'''

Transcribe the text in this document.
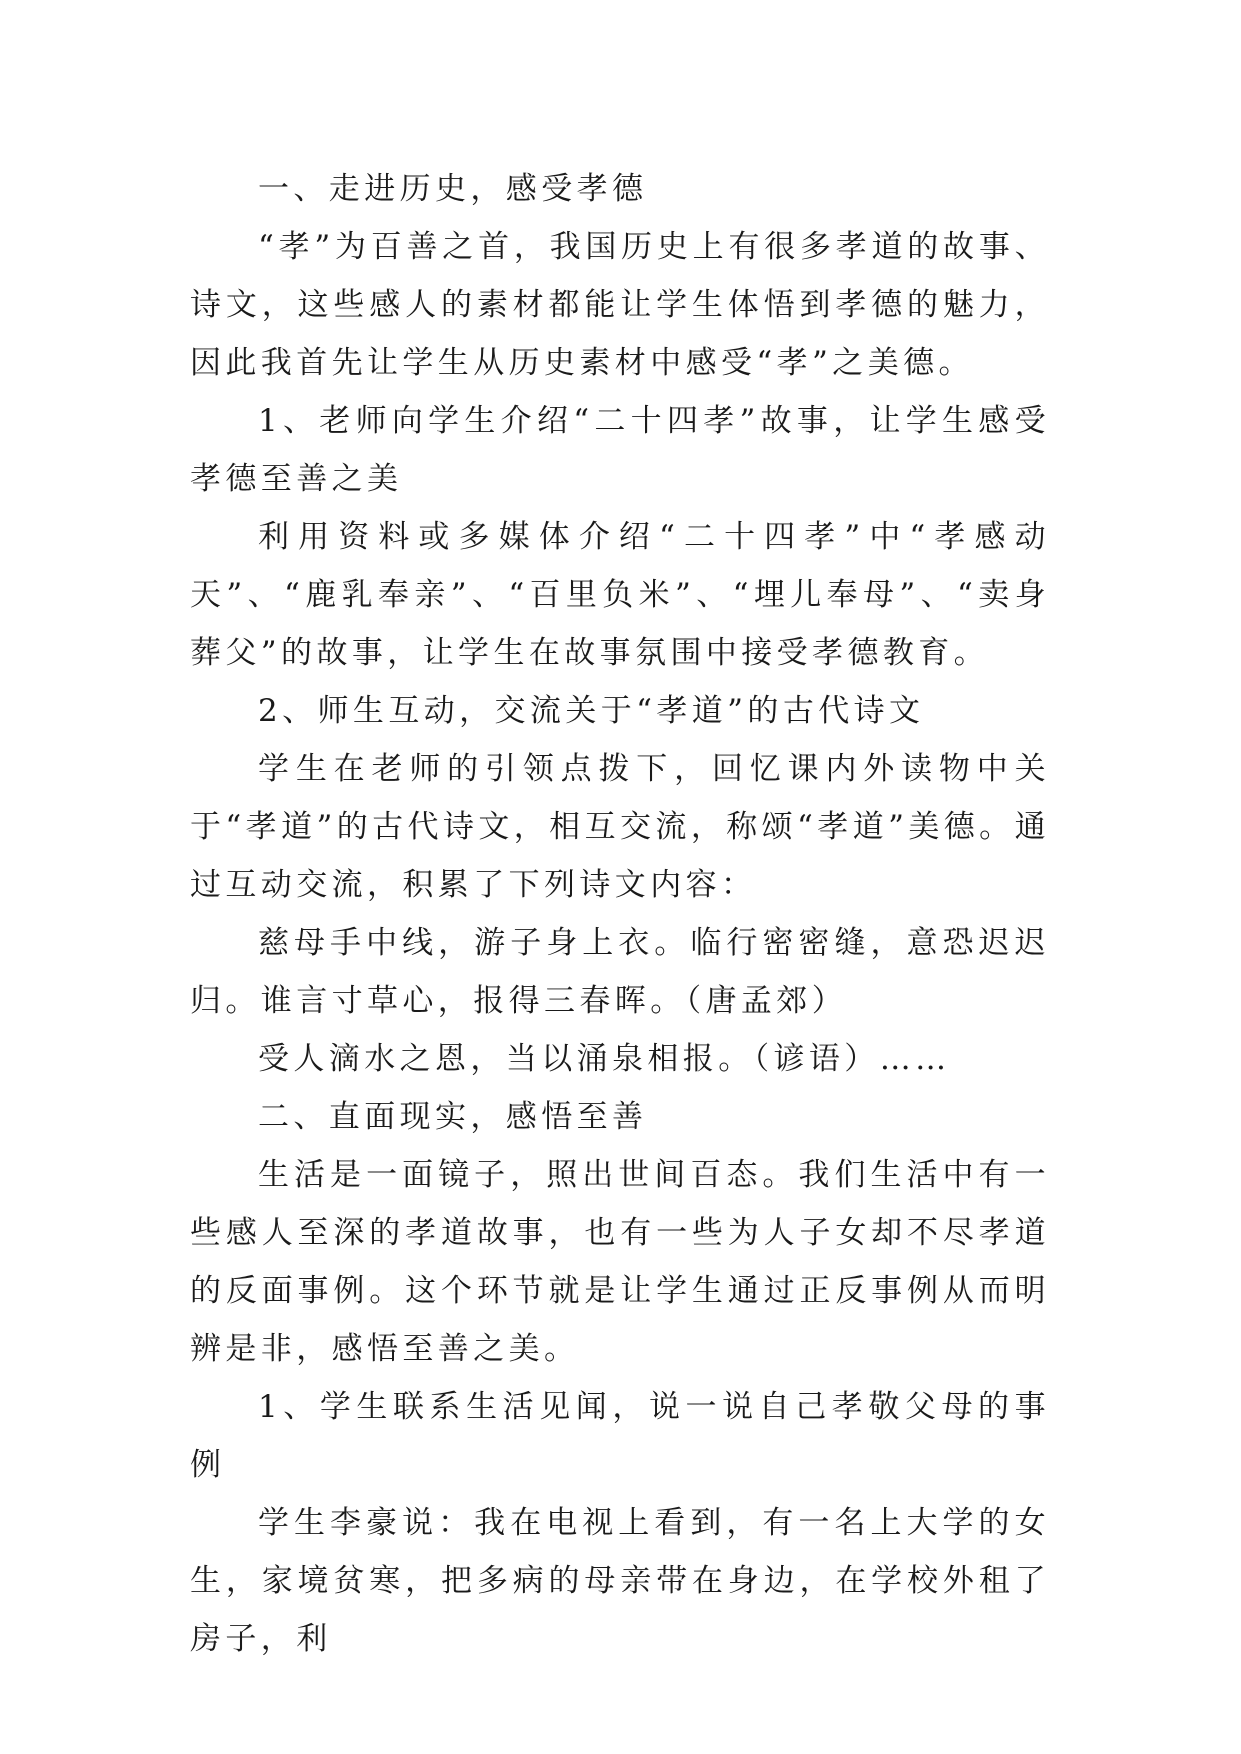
一、走进历史，感受孝德

“孝”为百善之首，我国历史上有很多孝道的故事、诗文，这些感人的素材都能让学生体悟到孝德的魅力，因此我首先让学生从历史素材中感受“孝”之美德。

1、老师向学生介绍“二十四孝”故事，让学生感受孝德至善之美

利用资料或多媒体介绍“二十四孝”中“孝感动天”、“鹿乳奉亲”、“百里负米”、“埋儿奉母”、“卖身葬父”的故事，让学生在故事氛围中接受孝德教育。

2、师生互动，交流关于“孝道”的古代诗文

学生在老师的引领点拨下，回忆课内外读物中关于“孝道”的古代诗文，相互交流，称颂“孝道”美德。通过互动交流，积累了下列诗文内容：

慈母手中线，游子身上衣。临行密密缝，意恐迟迟归。谁言寸草心，报得三春晖。（唐孟郊）

受人滴水之恩，当以涌泉相报。（谚语）……

二、直面现实，感悟至善

生活是一面镜子，照出世间百态。我们生活中有一些感人至深的孝道故事，也有一些为人子女却不尽孝道的反面事例。这个环节就是让学生通过正反事例从而明辨是非，感悟至善之美。

1、学生联系生活见闻，说一说自己孝敬父母的事例

学生李豪说：我在电视上看到，有一名上大学的女生，家境贫寒，把多病的母亲带在身边，在学校外租了房子，利
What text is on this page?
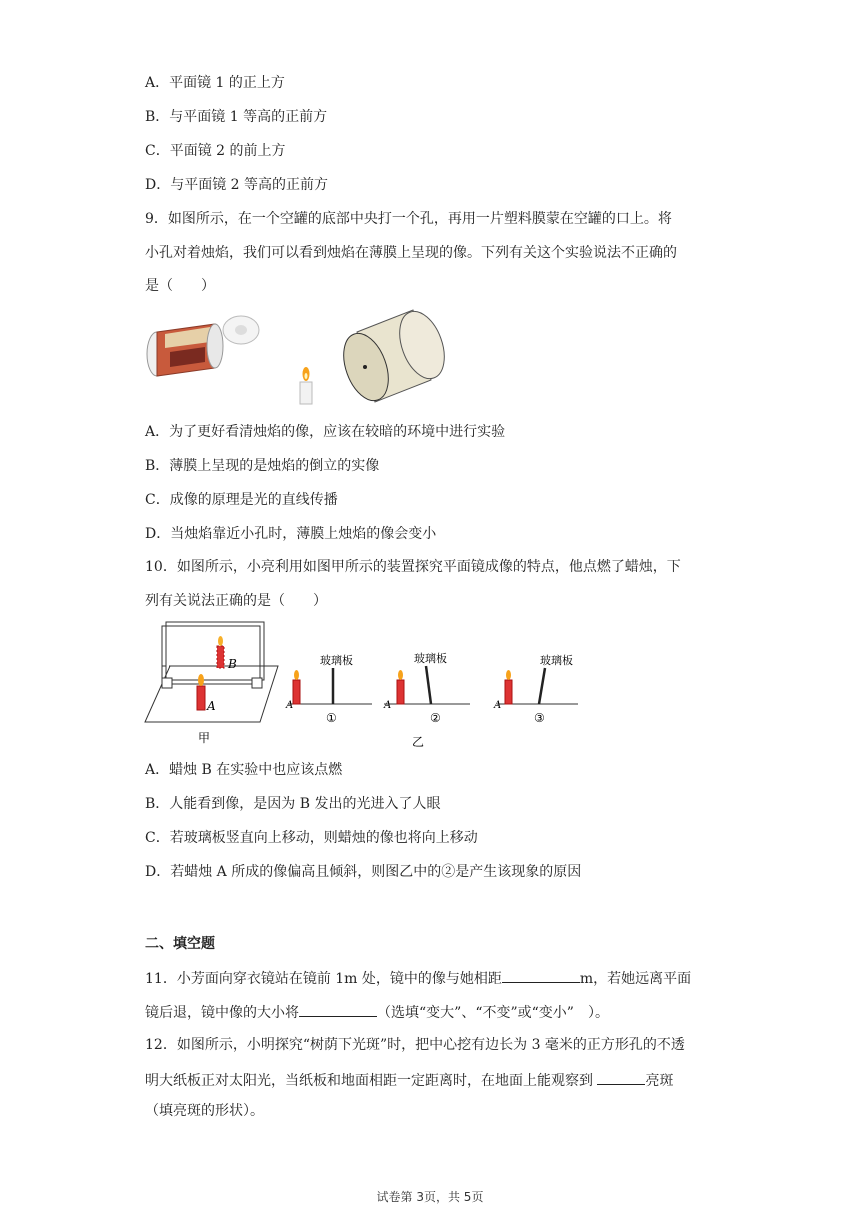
A．平面镜 1 的正上方
B．与平面镜 1 等高的正前方
C．平面镜 2 的前上方
D．与平面镜 2 等高的正前方
9．如图所示，在一个空罐的底部中央打一个孔，再用一片塑料膜蒙在空罐的口上。将
小孔对着烛焰，我们可以看到烛焰在薄膜上呈现的像。下列有关这个实验说法不正确的
是（　　）
A．为了更好看清烛焰的像，应该在较暗的环境中进行实验
B．薄膜上呈现的是烛焰的倒立的实像
C．成像的原理是光的直线传播
D．当烛焰靠近小孔时，薄膜上烛焰的像会变小
10．如图所示，小亮利用如图甲所示的装置探究平面镜成像的特点，他点燃了蜡烛，下
列有关说法正确的是（　　）
B
A
甲
A
玻璃板
①
A
玻璃板
②
A
玻璃板
③
乙
A．蜡烛 B 在实验中也应该点燃
B．人能看到像，是因为 B 发出的光进入了人眼
C．若玻璃板竖直向上移动，则蜡烛的像也将向上移动
D．若蜡烛 A 所成的像偏高且倾斜，则图乙中的②是产生该现象的原因
二、填空题
11．小芳面向穿衣镜站在镜前 1m 处，镜中的像与她相距	m，若她远离平面
镜后退，镜中像的大小将	（选填“变大”、“不变”或“变小”　）。
12．如图所示，小明探究“树荫下光斑”时，把中心挖有边长为 3 毫米的正方形孔的不透
明大纸板正对太阳光，当纸板和地面相距一定距离时，在地面上能观察到	亮斑
（填亮斑的形状）。
试卷第 3页，共 5页
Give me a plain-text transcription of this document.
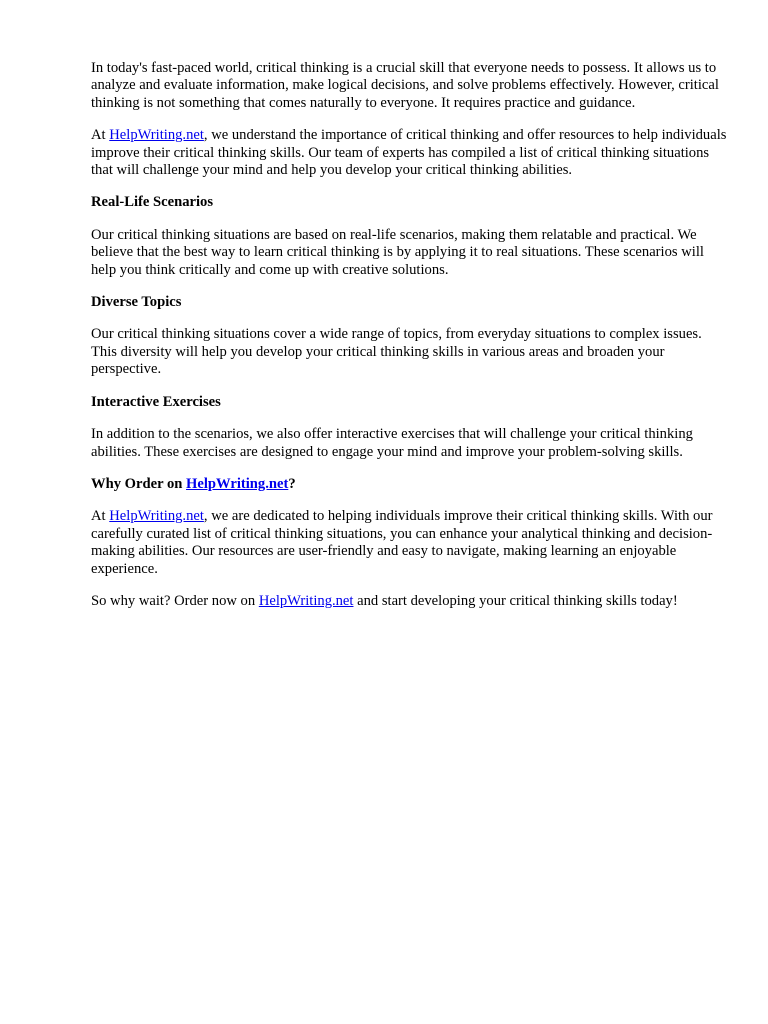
In today's fast-paced world, critical thinking is a crucial skill that everyone needs to possess. It allows us to analyze and evaluate information, make logical decisions, and solve problems effectively. However, critical thinking is not something that comes naturally to everyone. It requires practice and guidance.

At HelpWriting.net, we understand the importance of critical thinking and offer resources to help individuals improve their critical thinking skills. Our team of experts has compiled a list of critical thinking situations that will challenge your mind and help you develop your critical thinking abilities.

Real-Life Scenarios

Our critical thinking situations are based on real-life scenarios, making them relatable and practical. We believe that the best way to learn critical thinking is by applying it to real situations. These scenarios will help you think critically and come up with creative solutions.

Diverse Topics

Our critical thinking situations cover a wide range of topics, from everyday situations to complex issues. This diversity will help you develop your critical thinking skills in various areas and broaden your perspective.

Interactive Exercises

In addition to the scenarios, we also offer interactive exercises that will challenge your critical thinking abilities. These exercises are designed to engage your mind and improve your problem-solving skills.

Why Order on HelpWriting.net?

At HelpWriting.net, we are dedicated to helping individuals improve their critical thinking skills. With our carefully curated list of critical thinking situations, you can enhance your analytical thinking and decision-making abilities. Our resources are user-friendly and easy to navigate, making learning an enjoyable experience.

So why wait? Order now on HelpWriting.net and start developing your critical thinking skills today!
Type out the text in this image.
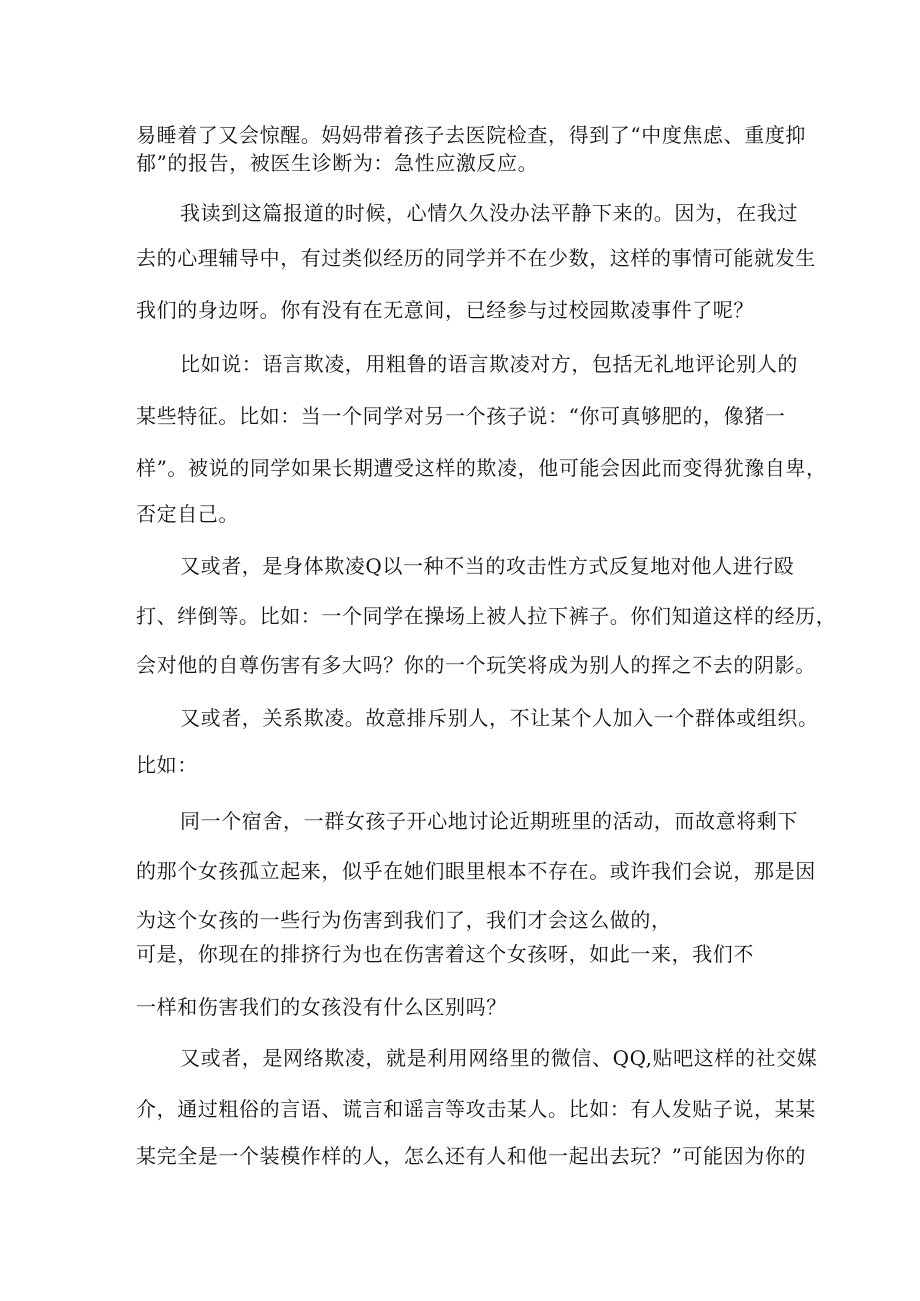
易睡着了又会惊醒。妈妈带着孩子去医院检查，得到了“中度焦虑、重度抑
郁”的报告，被医生诊断为：急性应激反应。
我读到这篇报道的时候，心情久久没办法平静下来的。因为，在我过
去的心理辅导中，有过类似经历的同学并不在少数，这样的事情可能就发生
我们的身边呀。你有没有在无意间，已经参与过校园欺凌事件了呢？
比如说：语言欺凌，用粗鲁的语言欺凌对方，包括无礼地评论别人的
某些特征。比如：当一个同学对另一个孩子说：“你可真够肥的，像猪一
样”。被说的同学如果长期遭受这样的欺凌，他可能会因此而变得犹豫自卑，
否定自己。
又或者，是身体欺凌Q以一种不当的攻击性方式反复地对他人进行殴
打、绊倒等。比如：一个同学在操场上被人拉下裤子。你们知道这样的经历，
会对他的自尊伤害有多大吗？你的一个玩笑将成为别人的挥之不去的阴影。
又或者，关系欺凌。故意排斥别人，不让某个人加入一个群体或组织。
比如：
同一个宿舍，一群女孩子开心地讨论近期班里的活动，而故意将剩下
的那个女孩孤立起来，似乎在她们眼里根本不存在。或许我们会说，那是因
为这个女孩的一些行为伤害到我们了，我们才会这么做的，
可是，你现在的排挤行为也在伤害着这个女孩呀，如此一来，我们不
一样和伤害我们的女孩没有什么区别吗？
又或者，是网络欺凌，就是利用网络里的微信、QQ,贴吧这样的社交媒
介，通过粗俗的言语、谎言和谣言等攻击某人。比如：有人发贴子说，某某
某完全是一个装模作样的人，怎么还有人和他一起出去玩？”可能因为你的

'''

**TASK DIRECTIONS**.
Pick out every line above that contains the word "document" and copy it.

**RESULT FOR THIS EXERCISE**.
Transcribe the text in this document.
Give me a plain-text transcription of this document.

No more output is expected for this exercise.